··· DATA SECTION

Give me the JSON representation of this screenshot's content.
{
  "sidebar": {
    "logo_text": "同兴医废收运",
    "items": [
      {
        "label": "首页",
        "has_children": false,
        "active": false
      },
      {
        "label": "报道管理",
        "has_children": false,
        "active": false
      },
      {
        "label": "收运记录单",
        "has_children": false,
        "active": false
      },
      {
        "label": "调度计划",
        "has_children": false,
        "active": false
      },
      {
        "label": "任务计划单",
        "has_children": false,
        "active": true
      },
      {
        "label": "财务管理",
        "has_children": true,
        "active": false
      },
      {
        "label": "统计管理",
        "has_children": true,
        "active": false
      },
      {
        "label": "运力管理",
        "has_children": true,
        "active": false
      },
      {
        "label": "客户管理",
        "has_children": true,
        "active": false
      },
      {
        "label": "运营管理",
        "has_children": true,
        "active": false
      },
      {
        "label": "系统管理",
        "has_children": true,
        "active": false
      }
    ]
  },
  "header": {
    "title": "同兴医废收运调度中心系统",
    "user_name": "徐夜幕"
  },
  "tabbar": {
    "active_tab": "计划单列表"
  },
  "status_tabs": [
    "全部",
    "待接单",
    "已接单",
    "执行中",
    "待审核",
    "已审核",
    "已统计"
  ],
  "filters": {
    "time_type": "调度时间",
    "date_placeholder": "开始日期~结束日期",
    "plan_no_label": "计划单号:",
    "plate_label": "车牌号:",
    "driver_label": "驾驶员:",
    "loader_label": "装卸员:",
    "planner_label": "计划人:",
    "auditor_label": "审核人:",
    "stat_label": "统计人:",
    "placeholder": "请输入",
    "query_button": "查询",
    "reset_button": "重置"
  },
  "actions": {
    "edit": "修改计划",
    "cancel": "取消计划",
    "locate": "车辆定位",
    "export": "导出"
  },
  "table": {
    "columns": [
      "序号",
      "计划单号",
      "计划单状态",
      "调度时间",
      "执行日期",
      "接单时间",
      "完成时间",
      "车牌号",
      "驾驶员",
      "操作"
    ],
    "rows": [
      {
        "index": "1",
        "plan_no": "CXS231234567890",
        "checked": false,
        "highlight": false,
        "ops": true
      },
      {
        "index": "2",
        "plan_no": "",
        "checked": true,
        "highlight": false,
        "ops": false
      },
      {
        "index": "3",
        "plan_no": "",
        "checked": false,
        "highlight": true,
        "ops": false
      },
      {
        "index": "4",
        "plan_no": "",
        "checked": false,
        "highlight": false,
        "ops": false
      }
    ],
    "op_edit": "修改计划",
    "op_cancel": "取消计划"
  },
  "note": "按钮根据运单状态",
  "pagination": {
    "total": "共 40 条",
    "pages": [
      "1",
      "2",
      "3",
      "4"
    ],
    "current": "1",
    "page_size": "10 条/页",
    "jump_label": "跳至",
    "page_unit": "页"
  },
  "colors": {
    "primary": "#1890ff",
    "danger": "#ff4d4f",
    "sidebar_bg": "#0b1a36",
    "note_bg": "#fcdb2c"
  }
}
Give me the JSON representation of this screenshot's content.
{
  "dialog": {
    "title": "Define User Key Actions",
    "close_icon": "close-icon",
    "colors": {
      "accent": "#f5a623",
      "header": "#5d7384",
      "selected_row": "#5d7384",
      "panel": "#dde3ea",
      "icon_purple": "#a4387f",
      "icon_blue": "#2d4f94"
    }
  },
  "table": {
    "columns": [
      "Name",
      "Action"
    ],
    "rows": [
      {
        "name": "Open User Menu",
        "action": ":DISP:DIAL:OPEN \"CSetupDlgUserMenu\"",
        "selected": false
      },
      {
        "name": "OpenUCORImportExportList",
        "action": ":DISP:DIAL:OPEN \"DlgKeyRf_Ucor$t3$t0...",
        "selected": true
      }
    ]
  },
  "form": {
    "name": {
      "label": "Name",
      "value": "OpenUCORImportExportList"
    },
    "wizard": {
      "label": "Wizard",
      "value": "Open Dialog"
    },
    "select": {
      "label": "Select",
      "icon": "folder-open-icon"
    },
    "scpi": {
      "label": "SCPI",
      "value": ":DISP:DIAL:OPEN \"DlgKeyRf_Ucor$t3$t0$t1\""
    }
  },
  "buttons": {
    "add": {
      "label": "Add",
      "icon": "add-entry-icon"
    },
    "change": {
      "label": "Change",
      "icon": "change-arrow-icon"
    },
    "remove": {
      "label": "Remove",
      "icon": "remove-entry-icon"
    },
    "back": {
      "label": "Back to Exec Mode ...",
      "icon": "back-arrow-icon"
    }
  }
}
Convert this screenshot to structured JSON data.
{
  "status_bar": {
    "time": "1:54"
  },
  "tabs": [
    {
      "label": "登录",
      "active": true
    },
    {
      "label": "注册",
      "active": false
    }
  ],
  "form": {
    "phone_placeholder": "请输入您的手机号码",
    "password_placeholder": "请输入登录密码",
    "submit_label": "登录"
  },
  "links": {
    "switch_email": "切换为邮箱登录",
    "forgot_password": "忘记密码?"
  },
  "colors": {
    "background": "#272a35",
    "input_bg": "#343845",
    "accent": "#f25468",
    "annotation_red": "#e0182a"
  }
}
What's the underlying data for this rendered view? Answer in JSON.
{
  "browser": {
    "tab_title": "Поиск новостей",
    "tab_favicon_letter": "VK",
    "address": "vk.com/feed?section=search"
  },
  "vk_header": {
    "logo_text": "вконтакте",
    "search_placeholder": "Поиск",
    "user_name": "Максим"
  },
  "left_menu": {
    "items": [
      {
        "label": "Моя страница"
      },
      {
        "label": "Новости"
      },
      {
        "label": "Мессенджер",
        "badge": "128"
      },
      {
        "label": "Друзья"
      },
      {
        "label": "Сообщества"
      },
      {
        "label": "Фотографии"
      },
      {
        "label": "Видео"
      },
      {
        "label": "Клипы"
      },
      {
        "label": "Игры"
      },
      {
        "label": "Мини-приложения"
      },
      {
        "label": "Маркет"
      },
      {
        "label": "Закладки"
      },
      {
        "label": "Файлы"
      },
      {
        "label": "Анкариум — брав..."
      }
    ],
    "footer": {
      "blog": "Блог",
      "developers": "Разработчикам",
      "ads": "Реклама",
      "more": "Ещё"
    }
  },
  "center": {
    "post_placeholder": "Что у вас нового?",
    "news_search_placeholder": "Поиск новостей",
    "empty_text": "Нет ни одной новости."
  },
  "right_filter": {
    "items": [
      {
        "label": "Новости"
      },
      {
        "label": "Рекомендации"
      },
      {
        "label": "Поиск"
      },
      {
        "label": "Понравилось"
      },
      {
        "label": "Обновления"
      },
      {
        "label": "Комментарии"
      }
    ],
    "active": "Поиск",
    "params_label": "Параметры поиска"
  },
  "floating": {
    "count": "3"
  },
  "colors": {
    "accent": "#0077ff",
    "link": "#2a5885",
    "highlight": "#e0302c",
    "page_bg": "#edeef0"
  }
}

······

WHAT YOU HAVE TO DO – Make an exact copy of all the data.

THE OUTPUT –
Give me the JSON representation of this screenshot's content.
{
  "sidebar": {
    "logo_text": "同兴医废收运",
    "items": [
      {
        "label": "首页",
        "has_children": false,
        "active": false
      },
      {
        "label": "报道管理",
        "has_children": false,
        "active": false
      },
      {
        "label": "收运记录单",
        "has_children": false,
        "active": false
      },
      {
        "label": "调度计划",
        "has_children": false,
        "active": false
      },
      {
        "label": "任务计划单",
        "has_children": false,
        "active": true
      },
      {
        "label": "财务管理",
        "has_children": true,
        "active": false
      },
      {
        "label": "统计管理",
        "has_children": true,
        "active": false
      },
      {
        "label": "运力管理",
        "has_children": true,
        "active": false
      },
      {
        "label": "客户管理",
        "has_children": true,
        "active": false
      },
      {
        "label": "运营管理",
        "has_children": true,
        "active": false
      },
      {
        "label": "系统管理",
        "has_children": true,
        "active": false
      }
    ]
  },
  "header": {
    "title": "同兴医废收运调度中心系统",
    "user_name": "徐夜幕"
  },
  "tabbar": {
    "active_tab": "计划单列表"
  },
  "status_tabs": [
    "全部",
    "待接单",
    "已接单",
    "执行中",
    "待审核",
    "已审核",
    "已统计"
  ],
  "filters": {
    "time_type": "调度时间",
    "date_placeholder": "开始日期~结束日期",
    "plan_no_label": "计划单号:",
    "plate_label": "车牌号:",
    "driver_label": "驾驶员:",
    "loader_label": "装卸员:",
    "planner_label": "计划人:",
    "auditor_label": "审核人:",
    "stat_label": "统计人:",
    "placeholder": "请输入",
    "query_button": "查询",
    "reset_button": "重置"
  },
  "actions": {
    "edit": "修改计划",
    "cancel": "取消计划",
    "locate": "车辆定位",
    "export": "导出"
  },
  "table": {
    "columns": [
      "序号",
      "计划单号",
      "计划单状态",
      "调度时间",
      "执行日期",
      "接单时间",
      "完成时间",
      "车牌号",
      "驾驶员",
      "操作"
    ],
    "rows": [
      {
        "index": "1",
        "plan_no": "CXS231234567890",
        "checked": false,
        "highlight": false,
        "ops": true
      },
      {
        "index": "2",
        "plan_no": "",
        "checked": true,
        "highlight": false,
        "ops": false
      },
      {
        "index": "3",
        "plan_no": "",
        "checked": false,
        "highlight": true,
        "ops": false
      },
      {
        "index": "4",
        "plan_no": "",
        "checked": false,
        "highlight": false,
        "ops": false
      }
    ],
    "op_edit": "修改计划",
    "op_cancel": "取消计划"
  },
  "note": "按钮根据运单状态",
  "pagination": {
    "total": "共 40 条",
    "pages": [
      "1",
      "2",
      "3",
      "4"
    ],
    "current": "1",
    "page_size": "10 条/页",
    "jump_label": "跳至",
    "page_unit": "页"
  },
  "colors": {
    "primary": "#1890ff",
    "danger": "#ff4d4f",
    "sidebar_bg": "#0b1a36",
    "note_bg": "#fcdb2c"
  }
}
Give me the JSON representation of this screenshot's content.
{
  "dialog": {
    "title": "Define User Key Actions",
    "close_icon": "close-icon",
    "colors": {
      "accent": "#f5a623",
      "header": "#5d7384",
      "selected_row": "#5d7384",
      "panel": "#dde3ea",
      "icon_purple": "#a4387f",
      "icon_blue": "#2d4f94"
    }
  },
  "table": {
    "columns": [
      "Name",
      "Action"
    ],
    "rows": [
      {
        "name": "Open User Menu",
        "action": ":DISP:DIAL:OPEN \"CSetupDlgUserMenu\"",
        "selected": false
      },
      {
        "name": "OpenUCORImportExportList",
        "action": ":DISP:DIAL:OPEN \"DlgKeyRf_Ucor$t3$t0...",
        "selected": true
      }
    ]
  },
  "form": {
    "name": {
      "label": "Name",
      "value": "OpenUCORImportExportList"
    },
    "wizard": {
      "label": "Wizard",
      "value": "Open Dialog"
    },
    "select": {
      "label": "Select",
      "icon": "folder-open-icon"
    },
    "scpi": {
      "label": "SCPI",
      "value": ":DISP:DIAL:OPEN \"DlgKeyRf_Ucor$t3$t0$t1\""
    }
  },
  "buttons": {
    "add": {
      "label": "Add",
      "icon": "add-entry-icon"
    },
    "change": {
      "label": "Change",
      "icon": "change-arrow-icon"
    },
    "remove": {
      "label": "Remove",
      "icon": "remove-entry-icon"
    },
    "back": {
      "label": "Back to Exec Mode ...",
      "icon": "back-arrow-icon"
    }
  }
}
Convert this screenshot to structured JSON data.
{
  "status_bar": {
    "time": "1:54"
  },
  "tabs": [
    {
      "label": "登录",
      "active": true
    },
    {
      "label": "注册",
      "active": false
    }
  ],
  "form": {
    "phone_placeholder": "请输入您的手机号码",
    "password_placeholder": "请输入登录密码",
    "submit_label": "登录"
  },
  "links": {
    "switch_email": "切换为邮箱登录",
    "forgot_password": "忘记密码?"
  },
  "colors": {
    "background": "#272a35",
    "input_bg": "#343845",
    "accent": "#f25468",
    "annotation_red": "#e0182a"
  }
}
What's the underlying data for this rendered view? Answer in JSON.
{
  "browser": {
    "tab_title": "Поиск новостей",
    "tab_favicon_letter": "VK",
    "address": "vk.com/feed?section=search"
  },
  "vk_header": {
    "logo_text": "вконтакте",
    "search_placeholder": "Поиск",
    "user_name": "Максим"
  },
  "left_menu": {
    "items": [
      {
        "label": "Моя страница"
      },
      {
        "label": "Новости"
      },
      {
        "label": "Мессенджер",
        "badge": "128"
      },
      {
        "label": "Друзья"
      },
      {
        "label": "Сообщества"
      },
      {
        "label": "Фотографии"
      },
      {
        "label": "Видео"
      },
      {
        "label": "Клипы"
      },
      {
        "label": "Игры"
      },
      {
        "label": "Мини-приложения"
      },
      {
        "label": "Маркет"
      },
      {
        "label": "Закладки"
      },
      {
        "label": "Файлы"
      },
      {
        "label": "Анкариум — брав..."
      }
    ],
    "footer": {
      "blog": "Блог",
      "developers": "Разработчикам",
      "ads": "Реклама",
      "more": "Ещё"
    }
  },
  "center": {
    "post_placeholder": "Что у вас нового?",
    "news_search_placeholder": "Поиск новостей",
    "empty_text": "Нет ни одной новости."
  },
  "right_filter": {
    "items": [
      {
        "label": "Новости"
      },
      {
        "label": "Рекомендации"
      },
      {
        "label": "Поиск"
      },
      {
        "label": "Понравилось"
      },
      {
        "label": "Обновления"
      },
      {
        "label": "Комментарии"
      }
    ],
    "active": "Поиск",
    "params_label": "Параметры поиска"
  },
  "floating": {
    "count": "3"
  },
  "colors": {
    "accent": "#0077ff",
    "link": "#2a5885",
    "highlight": "#e0302c",
    "page_bg": "#edeef0"
  }
}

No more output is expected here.